Exercise prompt: Answer with a single number: the count of lines that include the string "name".

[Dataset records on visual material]
---------------
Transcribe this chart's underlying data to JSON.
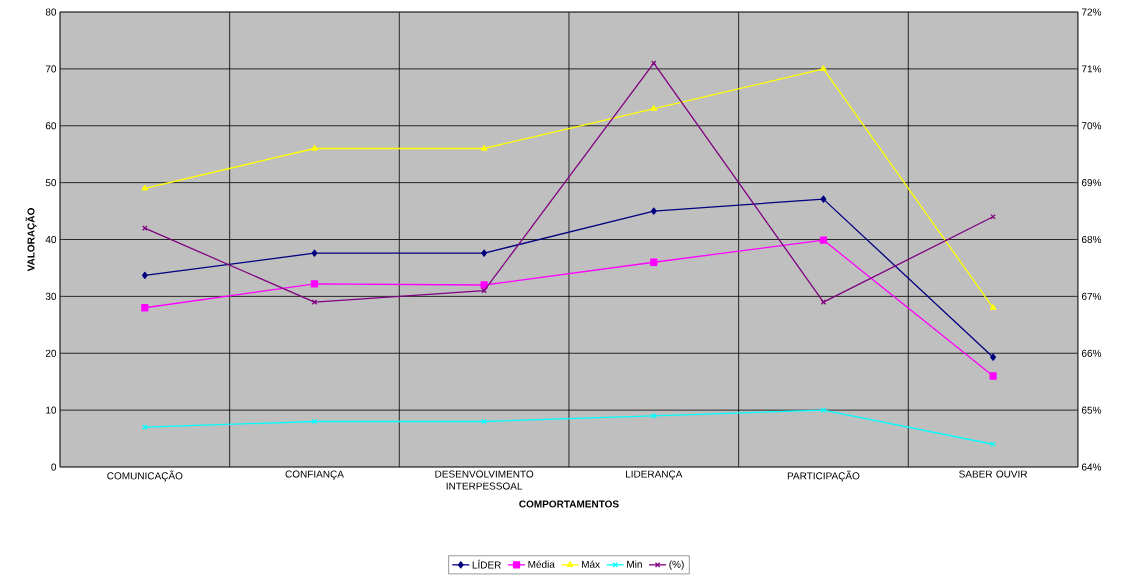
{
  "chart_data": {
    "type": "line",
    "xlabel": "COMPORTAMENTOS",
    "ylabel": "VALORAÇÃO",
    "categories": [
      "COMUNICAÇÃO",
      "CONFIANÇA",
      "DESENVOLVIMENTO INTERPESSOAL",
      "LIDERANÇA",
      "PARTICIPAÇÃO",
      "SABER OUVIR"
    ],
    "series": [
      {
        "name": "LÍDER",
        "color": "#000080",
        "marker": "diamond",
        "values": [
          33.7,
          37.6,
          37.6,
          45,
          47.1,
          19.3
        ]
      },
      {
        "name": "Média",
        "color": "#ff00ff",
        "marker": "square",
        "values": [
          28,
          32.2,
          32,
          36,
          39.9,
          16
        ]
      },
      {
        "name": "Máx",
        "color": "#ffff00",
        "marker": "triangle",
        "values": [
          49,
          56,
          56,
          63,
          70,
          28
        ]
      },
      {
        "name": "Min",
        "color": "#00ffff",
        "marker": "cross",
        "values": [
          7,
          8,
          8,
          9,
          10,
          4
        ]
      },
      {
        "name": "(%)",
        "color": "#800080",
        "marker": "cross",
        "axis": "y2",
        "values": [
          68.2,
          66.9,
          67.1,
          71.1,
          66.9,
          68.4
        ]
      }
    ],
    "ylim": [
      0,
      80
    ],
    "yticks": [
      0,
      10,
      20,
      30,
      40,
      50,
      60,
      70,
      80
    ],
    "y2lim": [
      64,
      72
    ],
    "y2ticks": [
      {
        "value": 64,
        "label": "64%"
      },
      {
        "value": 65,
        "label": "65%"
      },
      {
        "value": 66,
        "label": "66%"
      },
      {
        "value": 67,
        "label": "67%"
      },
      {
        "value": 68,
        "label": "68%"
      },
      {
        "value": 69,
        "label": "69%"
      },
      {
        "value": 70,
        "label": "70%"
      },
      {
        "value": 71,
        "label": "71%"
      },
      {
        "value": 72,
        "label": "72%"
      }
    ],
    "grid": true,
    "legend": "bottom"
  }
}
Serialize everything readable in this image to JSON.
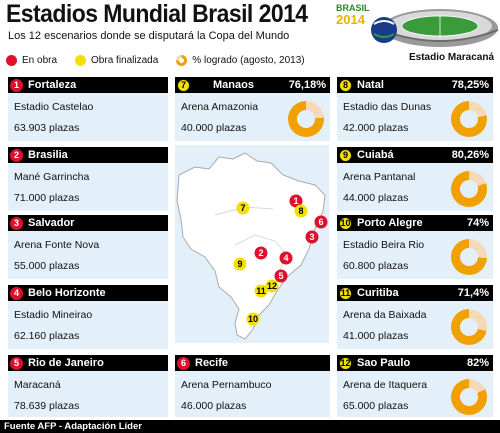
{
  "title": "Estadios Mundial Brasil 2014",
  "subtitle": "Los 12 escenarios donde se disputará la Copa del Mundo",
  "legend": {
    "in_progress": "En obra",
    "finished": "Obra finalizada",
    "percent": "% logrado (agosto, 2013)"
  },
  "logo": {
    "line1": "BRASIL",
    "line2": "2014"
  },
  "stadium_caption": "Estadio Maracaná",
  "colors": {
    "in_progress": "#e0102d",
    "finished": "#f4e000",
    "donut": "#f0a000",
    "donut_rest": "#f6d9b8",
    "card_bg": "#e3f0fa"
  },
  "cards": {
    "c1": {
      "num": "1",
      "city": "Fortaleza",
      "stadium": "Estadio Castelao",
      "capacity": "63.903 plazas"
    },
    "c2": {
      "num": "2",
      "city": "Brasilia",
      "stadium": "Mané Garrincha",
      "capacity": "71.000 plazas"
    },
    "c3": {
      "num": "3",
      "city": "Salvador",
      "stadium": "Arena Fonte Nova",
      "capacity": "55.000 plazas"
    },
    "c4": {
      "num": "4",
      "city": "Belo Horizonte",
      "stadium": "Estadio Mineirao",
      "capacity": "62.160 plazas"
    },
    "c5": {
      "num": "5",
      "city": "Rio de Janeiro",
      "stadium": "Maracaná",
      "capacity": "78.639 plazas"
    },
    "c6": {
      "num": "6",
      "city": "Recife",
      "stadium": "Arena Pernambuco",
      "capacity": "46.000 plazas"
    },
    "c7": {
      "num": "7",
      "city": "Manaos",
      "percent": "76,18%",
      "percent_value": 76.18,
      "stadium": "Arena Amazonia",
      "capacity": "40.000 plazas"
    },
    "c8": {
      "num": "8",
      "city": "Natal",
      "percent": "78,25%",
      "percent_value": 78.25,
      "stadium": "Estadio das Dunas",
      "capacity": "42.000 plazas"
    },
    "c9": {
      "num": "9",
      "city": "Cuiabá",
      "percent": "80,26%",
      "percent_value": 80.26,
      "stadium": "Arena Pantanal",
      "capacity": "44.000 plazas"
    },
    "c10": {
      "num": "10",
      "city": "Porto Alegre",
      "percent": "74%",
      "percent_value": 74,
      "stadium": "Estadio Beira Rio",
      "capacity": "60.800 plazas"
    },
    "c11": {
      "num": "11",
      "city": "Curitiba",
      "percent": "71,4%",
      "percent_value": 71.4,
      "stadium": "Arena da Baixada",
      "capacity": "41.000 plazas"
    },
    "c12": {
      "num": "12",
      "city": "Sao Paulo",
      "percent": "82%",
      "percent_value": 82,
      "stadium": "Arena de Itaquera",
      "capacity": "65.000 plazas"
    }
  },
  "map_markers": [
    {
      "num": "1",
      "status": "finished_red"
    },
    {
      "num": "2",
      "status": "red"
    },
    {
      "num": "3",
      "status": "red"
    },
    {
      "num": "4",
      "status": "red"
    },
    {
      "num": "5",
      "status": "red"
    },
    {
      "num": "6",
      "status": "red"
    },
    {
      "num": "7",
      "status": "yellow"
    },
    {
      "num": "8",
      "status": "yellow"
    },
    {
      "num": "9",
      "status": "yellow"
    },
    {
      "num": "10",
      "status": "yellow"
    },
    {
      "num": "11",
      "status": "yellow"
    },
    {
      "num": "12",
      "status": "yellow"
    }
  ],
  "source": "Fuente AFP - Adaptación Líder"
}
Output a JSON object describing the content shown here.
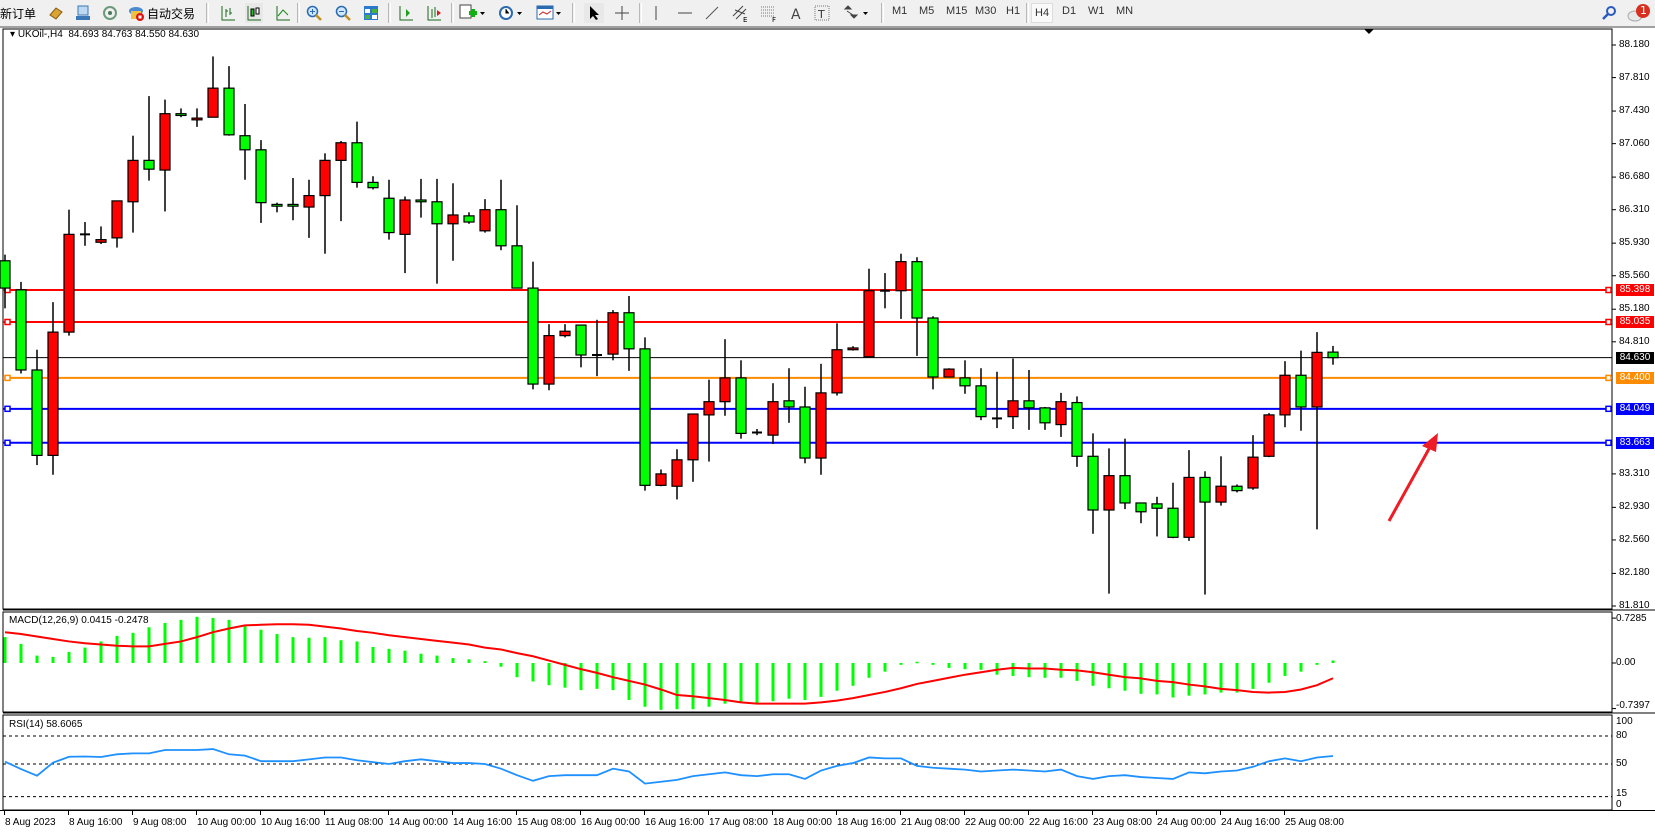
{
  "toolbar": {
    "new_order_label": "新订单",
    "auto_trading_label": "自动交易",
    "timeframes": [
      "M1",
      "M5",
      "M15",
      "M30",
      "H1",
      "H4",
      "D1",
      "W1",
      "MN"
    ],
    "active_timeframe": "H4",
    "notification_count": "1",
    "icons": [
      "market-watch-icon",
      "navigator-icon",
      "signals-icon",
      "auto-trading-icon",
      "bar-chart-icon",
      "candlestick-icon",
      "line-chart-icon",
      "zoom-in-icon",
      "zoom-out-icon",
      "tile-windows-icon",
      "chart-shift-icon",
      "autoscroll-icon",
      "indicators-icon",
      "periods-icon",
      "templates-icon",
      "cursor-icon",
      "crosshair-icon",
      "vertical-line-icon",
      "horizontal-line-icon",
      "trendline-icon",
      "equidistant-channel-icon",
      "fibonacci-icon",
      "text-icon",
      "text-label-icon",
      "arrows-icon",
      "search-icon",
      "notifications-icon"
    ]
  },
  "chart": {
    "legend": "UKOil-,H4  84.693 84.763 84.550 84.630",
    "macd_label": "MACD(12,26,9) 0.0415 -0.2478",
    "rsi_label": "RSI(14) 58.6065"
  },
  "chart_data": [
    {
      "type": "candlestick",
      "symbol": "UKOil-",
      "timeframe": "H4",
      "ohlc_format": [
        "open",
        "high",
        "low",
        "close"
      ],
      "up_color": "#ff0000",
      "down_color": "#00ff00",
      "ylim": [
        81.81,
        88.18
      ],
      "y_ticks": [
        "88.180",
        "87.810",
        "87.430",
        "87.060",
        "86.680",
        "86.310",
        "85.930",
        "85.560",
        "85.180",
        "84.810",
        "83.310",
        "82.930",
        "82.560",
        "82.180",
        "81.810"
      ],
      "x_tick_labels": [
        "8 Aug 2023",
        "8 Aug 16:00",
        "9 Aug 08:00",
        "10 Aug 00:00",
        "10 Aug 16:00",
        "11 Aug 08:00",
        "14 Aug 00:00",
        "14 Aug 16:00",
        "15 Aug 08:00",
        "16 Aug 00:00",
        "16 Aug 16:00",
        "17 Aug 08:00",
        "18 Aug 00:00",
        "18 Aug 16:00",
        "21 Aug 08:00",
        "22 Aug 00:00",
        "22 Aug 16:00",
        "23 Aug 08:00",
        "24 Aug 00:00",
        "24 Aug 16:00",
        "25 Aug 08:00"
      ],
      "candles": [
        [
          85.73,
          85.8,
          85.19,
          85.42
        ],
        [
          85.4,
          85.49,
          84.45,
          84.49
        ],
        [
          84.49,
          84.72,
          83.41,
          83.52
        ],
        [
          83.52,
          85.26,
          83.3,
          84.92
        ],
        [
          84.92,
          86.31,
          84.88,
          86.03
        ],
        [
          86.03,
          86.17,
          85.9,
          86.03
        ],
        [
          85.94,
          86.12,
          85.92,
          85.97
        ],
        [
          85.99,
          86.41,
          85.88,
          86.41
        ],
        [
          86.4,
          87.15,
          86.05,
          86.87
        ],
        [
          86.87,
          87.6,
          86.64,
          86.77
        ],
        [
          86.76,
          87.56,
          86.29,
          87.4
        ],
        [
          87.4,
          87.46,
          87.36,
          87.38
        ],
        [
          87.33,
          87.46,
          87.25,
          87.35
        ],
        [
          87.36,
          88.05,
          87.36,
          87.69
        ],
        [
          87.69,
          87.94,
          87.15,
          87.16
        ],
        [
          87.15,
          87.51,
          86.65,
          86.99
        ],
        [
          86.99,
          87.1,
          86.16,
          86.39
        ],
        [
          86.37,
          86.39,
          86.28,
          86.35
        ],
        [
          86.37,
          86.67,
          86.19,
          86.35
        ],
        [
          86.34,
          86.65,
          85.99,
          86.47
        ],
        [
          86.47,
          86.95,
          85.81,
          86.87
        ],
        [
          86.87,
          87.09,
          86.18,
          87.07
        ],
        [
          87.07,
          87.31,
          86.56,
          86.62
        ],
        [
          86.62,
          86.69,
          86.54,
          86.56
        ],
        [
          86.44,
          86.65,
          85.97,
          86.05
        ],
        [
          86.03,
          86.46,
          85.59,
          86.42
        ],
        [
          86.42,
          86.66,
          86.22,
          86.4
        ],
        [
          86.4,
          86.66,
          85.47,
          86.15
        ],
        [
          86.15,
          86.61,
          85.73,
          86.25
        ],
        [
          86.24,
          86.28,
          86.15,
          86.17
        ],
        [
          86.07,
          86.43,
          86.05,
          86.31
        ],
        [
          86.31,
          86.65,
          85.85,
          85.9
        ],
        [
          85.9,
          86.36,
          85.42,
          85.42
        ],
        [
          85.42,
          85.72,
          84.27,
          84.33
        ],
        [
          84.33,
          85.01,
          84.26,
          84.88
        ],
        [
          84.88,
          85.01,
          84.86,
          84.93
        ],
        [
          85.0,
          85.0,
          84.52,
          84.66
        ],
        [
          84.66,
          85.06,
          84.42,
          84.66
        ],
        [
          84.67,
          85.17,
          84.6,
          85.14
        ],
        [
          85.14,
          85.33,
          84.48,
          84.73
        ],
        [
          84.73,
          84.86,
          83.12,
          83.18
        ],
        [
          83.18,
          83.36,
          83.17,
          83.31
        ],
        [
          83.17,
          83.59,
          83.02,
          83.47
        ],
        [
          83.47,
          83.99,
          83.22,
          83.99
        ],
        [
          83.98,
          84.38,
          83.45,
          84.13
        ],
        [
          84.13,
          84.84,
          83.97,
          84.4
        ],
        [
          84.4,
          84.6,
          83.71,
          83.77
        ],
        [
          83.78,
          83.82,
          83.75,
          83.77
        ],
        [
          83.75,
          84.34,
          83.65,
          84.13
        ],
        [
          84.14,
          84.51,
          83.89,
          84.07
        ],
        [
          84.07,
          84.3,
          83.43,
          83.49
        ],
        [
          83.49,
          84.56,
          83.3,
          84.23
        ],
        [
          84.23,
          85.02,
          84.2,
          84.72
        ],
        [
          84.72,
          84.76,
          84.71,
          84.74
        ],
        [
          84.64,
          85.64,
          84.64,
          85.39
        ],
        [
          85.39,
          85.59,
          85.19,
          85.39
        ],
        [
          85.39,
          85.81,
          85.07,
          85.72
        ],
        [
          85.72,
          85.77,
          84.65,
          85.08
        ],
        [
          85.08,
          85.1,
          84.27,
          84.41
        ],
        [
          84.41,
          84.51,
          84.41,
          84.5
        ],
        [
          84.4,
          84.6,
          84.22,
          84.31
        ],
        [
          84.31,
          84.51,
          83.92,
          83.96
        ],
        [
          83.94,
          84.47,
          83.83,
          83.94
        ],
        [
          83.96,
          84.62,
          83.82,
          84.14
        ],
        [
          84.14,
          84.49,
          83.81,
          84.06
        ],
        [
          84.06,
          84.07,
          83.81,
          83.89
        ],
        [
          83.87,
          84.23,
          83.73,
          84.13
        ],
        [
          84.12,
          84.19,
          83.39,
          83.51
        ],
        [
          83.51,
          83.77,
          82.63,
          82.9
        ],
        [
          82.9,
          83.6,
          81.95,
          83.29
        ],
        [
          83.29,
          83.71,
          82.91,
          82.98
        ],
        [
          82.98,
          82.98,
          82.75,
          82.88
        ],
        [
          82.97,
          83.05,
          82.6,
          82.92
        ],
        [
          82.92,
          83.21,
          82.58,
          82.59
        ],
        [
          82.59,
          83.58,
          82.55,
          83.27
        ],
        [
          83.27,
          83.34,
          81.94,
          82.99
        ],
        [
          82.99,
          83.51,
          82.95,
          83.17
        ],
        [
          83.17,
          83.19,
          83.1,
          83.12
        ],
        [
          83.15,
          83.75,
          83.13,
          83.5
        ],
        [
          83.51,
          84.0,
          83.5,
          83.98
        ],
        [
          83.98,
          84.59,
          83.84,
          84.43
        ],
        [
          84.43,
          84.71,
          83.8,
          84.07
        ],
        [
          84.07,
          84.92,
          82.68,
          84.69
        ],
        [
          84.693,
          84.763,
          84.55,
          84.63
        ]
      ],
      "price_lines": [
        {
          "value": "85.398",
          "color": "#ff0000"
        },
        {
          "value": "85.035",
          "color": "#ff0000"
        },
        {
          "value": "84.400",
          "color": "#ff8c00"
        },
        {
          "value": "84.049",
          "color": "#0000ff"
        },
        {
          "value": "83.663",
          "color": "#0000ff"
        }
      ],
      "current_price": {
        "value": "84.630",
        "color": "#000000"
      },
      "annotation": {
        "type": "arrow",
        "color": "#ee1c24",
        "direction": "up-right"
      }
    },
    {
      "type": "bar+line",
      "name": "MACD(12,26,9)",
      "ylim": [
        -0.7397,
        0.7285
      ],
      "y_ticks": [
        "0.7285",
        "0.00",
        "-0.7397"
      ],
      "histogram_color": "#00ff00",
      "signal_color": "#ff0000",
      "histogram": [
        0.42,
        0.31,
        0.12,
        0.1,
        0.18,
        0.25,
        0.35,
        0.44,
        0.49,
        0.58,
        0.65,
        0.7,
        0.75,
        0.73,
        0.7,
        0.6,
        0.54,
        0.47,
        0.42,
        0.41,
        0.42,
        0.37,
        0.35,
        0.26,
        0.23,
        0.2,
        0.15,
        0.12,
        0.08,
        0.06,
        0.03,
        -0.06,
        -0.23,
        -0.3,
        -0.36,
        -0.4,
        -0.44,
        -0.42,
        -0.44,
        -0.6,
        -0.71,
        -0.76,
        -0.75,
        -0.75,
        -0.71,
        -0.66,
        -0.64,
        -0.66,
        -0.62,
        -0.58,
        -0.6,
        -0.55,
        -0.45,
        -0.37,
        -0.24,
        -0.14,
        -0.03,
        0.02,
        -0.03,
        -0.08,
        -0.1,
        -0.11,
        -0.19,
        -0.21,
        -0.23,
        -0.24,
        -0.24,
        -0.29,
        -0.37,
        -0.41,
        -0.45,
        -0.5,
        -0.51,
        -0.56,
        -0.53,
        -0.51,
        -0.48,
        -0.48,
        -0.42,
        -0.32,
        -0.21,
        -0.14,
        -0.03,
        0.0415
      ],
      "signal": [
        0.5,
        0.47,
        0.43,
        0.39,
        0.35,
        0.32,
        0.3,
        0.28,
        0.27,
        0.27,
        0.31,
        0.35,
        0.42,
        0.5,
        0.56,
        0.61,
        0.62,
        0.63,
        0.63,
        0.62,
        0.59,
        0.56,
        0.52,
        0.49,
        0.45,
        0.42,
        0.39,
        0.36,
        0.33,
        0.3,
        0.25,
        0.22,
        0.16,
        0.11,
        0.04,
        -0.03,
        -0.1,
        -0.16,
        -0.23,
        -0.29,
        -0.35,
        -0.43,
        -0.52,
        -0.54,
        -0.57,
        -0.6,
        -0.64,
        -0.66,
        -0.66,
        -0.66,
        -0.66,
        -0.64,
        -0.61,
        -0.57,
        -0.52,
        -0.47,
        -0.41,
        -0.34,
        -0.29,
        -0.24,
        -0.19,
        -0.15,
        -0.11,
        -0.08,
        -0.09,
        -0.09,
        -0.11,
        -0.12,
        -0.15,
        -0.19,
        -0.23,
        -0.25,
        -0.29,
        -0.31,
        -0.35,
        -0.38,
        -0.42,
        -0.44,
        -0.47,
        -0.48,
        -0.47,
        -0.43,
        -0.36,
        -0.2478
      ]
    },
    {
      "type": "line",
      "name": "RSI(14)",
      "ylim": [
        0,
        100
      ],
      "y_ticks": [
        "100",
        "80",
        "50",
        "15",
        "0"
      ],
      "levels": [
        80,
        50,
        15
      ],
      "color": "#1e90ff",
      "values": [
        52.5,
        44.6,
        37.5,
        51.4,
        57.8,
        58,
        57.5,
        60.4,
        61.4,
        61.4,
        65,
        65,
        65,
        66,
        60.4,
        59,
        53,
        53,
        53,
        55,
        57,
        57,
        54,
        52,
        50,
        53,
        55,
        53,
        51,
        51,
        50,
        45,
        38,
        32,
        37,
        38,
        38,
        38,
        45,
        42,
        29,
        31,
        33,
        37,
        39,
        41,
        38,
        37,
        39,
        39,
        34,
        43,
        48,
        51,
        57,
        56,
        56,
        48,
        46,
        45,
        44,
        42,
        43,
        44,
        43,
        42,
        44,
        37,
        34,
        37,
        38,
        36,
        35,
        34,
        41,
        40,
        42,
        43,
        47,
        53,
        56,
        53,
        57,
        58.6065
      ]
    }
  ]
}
---------------
Complete response: 7